(Excerpt to read)
══════════

The value of patient-based cell models and brain organoids in unpicking the complexities of neurodegenerative diseases is again highlighted in new research showing how mutations that cause a rare subtype of Parkinson's disease operate at a cellular level.

Using stem cells derived from members of families carrying mutations in the PARK7 gene that are linked to an early onset form of Parkinson's disease, the researchers at the University of Luxembourg directly observed that these defects disrupt exon splicing.

That interferes with the activity of a small RNA called U1, reducing production of the DJ-1 protein (also called Parkinsonism associated deglycase), which among other functions, is involved in mitochondrial regulation. The researchers found that mitochondria in the patient-derived cell models malfunctioned as a result.

Based on this insight, Ibrahim Boussaad and colleagues designed a combination therapy that repaired these aberrations, halting the death of dopaminergic neurons in brain organoids.

The researchers say the study, published in the latest issue of Science Translational Medicine, provides a foundation to develop therapies that could help correct the genetic cause of some forms of Parkinson's disease.

"When PARK7 was first discovered it was described as causing the substitution of an amino acid. It's only when we got patient material we could see it's not substitution. We saw it was a problem with splicing," Boussaad told BioWorld Science.

There are more than 25 PARK7 gene mutations that are implicated in Parkinson's disease. However, it previously was unclear how loss of functional DJ-1 protein causes the neurodegenerative disease, with some studies suggesting PARK7 mutations disrupt the protein's chaperone function, leading to a toxic buildup of misfolded proteins, while others suggest PARK7 mutations impair DJ-1's ability to protect cells from oxidative stress.

Boussaad said the researchers were aiming to pinpoint specific defects in the mutant DJ-1 protein generated by the patient cell models. Instead, they found there was little or no trace of the protein at all.

The possibility that the protein was unstable and had degenerated was excluded by blocking degradation pathways to show there were no metabolites of the protein.

"So we took a step back and started to look upstream. We could detect [PARK7] RNA, but it was shorter," said Boussaad. "On sequencing the products, we saw an entire section of RNA was missing."

══════════

(Data)

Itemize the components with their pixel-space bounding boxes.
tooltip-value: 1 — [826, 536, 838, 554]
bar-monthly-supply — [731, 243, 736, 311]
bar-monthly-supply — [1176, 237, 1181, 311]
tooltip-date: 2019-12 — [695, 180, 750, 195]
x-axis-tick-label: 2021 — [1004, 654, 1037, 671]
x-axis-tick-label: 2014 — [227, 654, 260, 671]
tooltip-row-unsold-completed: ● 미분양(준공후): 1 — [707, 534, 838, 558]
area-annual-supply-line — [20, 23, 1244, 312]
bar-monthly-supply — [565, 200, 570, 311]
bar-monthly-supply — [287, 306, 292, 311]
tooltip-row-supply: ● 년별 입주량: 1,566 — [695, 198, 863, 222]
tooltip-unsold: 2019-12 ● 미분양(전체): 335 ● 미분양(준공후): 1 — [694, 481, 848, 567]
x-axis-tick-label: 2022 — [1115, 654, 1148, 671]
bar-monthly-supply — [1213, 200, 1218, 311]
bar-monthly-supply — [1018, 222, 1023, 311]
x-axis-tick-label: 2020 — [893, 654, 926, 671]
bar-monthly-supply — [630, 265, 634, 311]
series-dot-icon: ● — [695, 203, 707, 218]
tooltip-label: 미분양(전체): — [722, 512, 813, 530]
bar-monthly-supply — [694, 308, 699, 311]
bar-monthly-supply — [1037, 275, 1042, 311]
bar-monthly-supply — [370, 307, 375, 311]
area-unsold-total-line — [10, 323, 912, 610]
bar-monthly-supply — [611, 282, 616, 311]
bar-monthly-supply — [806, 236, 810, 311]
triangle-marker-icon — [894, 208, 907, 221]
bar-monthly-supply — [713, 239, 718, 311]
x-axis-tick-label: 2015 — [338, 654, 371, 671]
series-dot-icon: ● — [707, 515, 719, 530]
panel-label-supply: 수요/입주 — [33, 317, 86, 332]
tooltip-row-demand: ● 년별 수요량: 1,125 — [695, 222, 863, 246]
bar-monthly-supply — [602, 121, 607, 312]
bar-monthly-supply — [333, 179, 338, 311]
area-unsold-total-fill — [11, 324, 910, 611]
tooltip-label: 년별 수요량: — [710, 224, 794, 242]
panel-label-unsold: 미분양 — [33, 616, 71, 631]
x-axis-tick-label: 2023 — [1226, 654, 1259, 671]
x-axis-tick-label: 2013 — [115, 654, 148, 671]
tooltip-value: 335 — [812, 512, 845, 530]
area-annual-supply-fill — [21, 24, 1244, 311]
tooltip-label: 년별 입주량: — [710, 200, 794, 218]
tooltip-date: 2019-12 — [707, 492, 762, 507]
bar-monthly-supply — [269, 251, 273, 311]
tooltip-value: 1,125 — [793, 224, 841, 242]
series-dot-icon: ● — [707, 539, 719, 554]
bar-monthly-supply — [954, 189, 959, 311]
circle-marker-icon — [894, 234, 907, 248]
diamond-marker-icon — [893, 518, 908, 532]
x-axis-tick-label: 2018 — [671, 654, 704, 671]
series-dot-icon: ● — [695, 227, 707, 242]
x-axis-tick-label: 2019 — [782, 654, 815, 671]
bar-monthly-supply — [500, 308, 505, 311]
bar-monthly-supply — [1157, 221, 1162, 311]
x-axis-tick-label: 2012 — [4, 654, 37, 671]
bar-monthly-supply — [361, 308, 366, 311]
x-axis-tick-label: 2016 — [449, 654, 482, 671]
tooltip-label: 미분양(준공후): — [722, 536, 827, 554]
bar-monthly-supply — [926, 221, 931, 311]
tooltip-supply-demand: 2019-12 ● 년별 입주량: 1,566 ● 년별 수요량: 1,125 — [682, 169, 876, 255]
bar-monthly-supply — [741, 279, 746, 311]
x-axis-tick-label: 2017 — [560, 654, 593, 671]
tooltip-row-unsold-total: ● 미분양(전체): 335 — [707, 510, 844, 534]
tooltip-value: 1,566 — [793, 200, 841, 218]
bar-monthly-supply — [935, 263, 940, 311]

══════════

(Goal of the exercise) Retype the stretch of the Parkinson's article from "That interferes with" through "in brain organoids.". The listing has no connection to the Parkinson's article.

(Expected answer)
That interferes with the activity of a small RNA called U1, reducing production of the DJ-1 protein (also called Parkinsonism associated deglycase), which among other functions, is involved in mitochondrial regulation. The researchers found that mitochondria in the patient-derived cell models malfunctioned as a result.

Based on this insight, Ibrahim Boussaad and colleagues designed a combination therapy that repaired these aberrations, halting the death of dopaminergic neurons in brain organoids.